• WHAT IS ASKED
Could you copy every line from the material below in which "تكتبوا" appears?

Start of DATA SHOWN

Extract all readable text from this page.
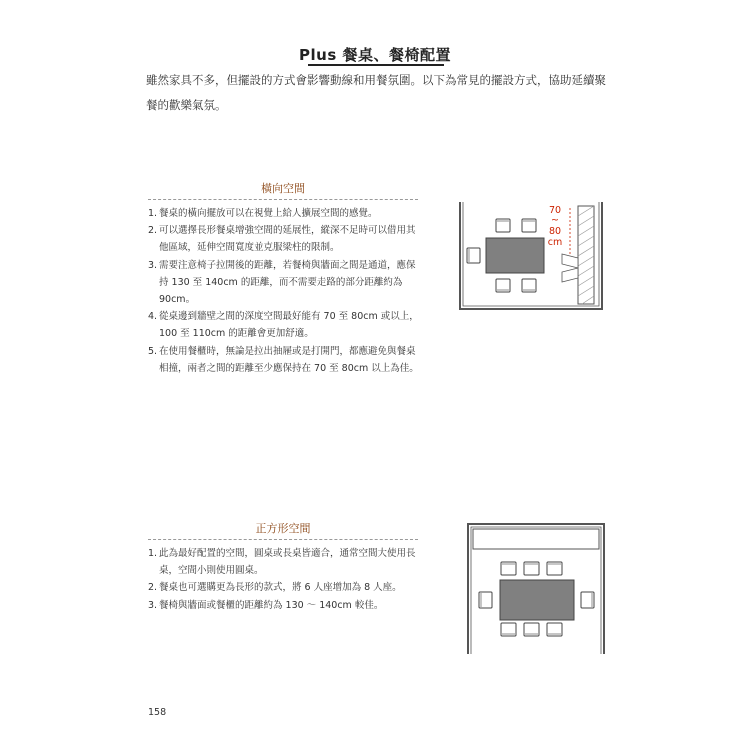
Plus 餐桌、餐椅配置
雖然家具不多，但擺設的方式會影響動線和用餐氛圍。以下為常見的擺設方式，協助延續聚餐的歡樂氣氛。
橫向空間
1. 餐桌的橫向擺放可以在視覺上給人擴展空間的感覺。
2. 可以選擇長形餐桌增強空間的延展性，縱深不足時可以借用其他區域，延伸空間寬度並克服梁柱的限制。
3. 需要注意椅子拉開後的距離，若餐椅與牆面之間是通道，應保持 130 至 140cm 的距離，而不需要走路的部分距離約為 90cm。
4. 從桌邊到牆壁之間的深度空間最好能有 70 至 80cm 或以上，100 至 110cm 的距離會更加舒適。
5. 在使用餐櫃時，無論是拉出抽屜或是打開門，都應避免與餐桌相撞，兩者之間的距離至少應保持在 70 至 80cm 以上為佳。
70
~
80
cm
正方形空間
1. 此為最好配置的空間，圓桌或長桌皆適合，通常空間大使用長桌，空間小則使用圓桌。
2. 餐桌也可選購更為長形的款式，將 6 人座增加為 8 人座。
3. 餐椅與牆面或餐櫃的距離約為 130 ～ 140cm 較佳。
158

End of DATA SHOWN
Start of DATA SHOWN

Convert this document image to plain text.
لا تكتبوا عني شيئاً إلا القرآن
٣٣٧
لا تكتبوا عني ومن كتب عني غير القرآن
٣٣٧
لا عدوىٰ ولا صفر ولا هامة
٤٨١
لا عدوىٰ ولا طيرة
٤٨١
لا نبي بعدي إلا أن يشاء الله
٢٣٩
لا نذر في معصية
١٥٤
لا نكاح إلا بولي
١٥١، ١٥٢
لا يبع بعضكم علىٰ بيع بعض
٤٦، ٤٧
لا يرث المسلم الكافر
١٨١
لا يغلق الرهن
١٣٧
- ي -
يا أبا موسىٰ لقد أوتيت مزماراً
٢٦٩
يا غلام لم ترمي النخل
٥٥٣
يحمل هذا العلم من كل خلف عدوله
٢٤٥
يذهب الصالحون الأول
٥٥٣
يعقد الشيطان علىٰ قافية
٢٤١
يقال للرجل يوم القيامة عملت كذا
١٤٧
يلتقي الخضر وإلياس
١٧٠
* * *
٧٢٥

End of DATA SHOWN

• WRITTEN ANSWER
لا تكتبوا عني شيئاً إلا القرآن
لا تكتبوا عني ومن كتب عني غير القرآن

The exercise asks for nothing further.